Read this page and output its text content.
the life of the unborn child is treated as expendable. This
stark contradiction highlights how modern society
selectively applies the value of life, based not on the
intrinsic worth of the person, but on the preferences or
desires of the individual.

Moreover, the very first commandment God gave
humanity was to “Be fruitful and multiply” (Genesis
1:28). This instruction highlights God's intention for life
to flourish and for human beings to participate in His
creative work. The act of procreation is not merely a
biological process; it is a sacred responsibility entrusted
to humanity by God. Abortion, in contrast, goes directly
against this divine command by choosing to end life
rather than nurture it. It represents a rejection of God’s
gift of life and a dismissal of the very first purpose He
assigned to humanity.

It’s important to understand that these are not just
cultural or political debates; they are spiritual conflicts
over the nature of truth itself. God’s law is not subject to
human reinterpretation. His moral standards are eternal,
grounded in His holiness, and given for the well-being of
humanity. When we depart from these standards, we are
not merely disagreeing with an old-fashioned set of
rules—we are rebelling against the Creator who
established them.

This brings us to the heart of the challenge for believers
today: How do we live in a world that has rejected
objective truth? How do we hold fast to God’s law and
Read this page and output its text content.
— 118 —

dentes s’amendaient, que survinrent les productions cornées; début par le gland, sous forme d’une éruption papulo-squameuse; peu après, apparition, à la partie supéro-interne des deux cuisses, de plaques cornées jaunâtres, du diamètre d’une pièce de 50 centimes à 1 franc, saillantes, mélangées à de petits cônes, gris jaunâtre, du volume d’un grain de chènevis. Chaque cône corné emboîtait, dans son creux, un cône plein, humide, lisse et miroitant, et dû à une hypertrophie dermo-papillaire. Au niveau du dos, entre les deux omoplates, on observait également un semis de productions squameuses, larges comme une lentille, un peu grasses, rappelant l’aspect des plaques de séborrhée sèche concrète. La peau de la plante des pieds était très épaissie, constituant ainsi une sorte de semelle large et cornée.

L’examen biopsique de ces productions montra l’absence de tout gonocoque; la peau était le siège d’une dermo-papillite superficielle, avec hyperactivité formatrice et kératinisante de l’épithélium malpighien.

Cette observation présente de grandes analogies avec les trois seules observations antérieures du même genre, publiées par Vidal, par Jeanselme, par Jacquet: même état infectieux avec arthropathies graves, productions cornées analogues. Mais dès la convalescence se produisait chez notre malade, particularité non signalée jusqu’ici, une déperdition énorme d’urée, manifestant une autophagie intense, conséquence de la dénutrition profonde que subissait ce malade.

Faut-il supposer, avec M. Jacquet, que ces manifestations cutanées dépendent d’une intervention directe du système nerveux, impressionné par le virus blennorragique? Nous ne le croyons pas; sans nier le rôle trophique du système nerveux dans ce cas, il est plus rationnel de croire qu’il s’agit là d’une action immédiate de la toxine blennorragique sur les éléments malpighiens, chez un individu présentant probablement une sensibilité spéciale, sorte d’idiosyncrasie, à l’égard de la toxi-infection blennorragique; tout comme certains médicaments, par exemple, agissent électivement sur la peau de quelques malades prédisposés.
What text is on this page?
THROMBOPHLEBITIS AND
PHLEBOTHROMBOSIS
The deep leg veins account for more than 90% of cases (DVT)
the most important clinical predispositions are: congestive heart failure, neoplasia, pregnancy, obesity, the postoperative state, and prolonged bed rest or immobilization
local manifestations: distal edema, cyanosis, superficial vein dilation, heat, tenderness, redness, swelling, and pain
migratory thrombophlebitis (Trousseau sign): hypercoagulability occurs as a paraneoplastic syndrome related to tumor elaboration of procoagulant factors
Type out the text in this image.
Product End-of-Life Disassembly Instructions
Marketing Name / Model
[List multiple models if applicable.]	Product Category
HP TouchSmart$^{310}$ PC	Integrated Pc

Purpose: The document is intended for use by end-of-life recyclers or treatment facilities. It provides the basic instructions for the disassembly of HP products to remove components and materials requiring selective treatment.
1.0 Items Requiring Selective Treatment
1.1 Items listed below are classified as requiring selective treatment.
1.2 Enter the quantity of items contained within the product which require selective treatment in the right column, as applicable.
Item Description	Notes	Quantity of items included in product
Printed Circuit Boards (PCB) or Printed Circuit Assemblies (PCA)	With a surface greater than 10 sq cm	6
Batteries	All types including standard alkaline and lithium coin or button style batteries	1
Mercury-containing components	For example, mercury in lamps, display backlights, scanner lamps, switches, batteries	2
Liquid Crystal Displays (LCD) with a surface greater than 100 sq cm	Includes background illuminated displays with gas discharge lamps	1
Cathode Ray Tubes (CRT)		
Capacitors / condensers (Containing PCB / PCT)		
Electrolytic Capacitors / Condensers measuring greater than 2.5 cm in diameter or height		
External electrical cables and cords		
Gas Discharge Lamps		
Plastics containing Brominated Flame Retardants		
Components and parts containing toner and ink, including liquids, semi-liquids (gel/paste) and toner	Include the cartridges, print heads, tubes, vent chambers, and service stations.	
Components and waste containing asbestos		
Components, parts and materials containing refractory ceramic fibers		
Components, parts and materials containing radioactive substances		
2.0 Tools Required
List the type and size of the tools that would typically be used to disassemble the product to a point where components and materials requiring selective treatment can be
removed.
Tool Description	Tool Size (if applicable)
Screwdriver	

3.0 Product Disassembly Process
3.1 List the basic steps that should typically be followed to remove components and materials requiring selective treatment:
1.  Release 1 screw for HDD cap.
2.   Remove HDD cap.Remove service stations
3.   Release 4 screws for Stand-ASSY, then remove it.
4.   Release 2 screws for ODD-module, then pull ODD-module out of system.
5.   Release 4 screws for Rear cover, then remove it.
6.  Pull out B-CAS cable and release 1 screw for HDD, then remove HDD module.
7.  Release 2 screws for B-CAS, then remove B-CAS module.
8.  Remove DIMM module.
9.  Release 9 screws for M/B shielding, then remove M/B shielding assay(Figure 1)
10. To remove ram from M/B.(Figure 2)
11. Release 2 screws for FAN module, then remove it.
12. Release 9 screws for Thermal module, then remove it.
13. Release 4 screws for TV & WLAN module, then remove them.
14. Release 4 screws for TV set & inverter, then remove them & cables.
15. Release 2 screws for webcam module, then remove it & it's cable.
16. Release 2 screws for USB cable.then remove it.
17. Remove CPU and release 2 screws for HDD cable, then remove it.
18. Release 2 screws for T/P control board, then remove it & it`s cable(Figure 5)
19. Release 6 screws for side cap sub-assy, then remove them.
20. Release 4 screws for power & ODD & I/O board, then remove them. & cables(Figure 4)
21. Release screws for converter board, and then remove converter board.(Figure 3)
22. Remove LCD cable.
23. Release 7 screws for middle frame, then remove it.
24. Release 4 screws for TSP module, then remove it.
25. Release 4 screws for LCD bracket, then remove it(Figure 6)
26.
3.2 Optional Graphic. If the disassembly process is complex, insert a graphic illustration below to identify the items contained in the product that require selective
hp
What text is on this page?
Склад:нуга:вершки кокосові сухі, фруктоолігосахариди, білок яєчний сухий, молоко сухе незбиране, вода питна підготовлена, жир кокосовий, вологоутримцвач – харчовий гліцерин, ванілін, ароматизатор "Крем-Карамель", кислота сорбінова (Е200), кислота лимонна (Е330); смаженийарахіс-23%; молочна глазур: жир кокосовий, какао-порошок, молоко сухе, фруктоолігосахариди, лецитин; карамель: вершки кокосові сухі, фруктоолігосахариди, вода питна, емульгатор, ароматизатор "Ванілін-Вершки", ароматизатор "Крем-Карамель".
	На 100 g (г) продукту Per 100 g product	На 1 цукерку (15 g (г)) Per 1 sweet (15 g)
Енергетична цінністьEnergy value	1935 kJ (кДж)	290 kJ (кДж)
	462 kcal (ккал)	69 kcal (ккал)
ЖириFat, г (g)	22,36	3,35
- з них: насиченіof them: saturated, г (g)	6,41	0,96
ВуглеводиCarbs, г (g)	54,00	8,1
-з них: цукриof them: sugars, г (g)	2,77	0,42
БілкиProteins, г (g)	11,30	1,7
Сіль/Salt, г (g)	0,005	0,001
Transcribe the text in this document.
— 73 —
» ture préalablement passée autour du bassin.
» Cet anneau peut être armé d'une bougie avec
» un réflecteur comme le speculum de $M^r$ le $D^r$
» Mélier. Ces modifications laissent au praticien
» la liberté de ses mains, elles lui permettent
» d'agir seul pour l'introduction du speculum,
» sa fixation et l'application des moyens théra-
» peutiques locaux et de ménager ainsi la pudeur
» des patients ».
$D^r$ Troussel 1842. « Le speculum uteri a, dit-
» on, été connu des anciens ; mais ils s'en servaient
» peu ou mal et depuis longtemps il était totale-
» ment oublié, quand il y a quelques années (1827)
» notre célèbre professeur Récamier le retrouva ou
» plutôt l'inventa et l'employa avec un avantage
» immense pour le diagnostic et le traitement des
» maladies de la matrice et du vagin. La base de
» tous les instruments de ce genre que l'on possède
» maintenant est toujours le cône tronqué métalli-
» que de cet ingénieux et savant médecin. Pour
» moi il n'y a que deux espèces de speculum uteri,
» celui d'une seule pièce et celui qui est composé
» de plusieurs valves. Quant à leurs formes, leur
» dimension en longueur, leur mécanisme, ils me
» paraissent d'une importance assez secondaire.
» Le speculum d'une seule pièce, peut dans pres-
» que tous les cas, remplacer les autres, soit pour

### Problem to solve
Scan the entries for lines holding the string "tous", then copy every one of them.

### Expected output
» tous les instruments de ce genre que l'on possède
» que tous les cas, remplacer les autres, soit pour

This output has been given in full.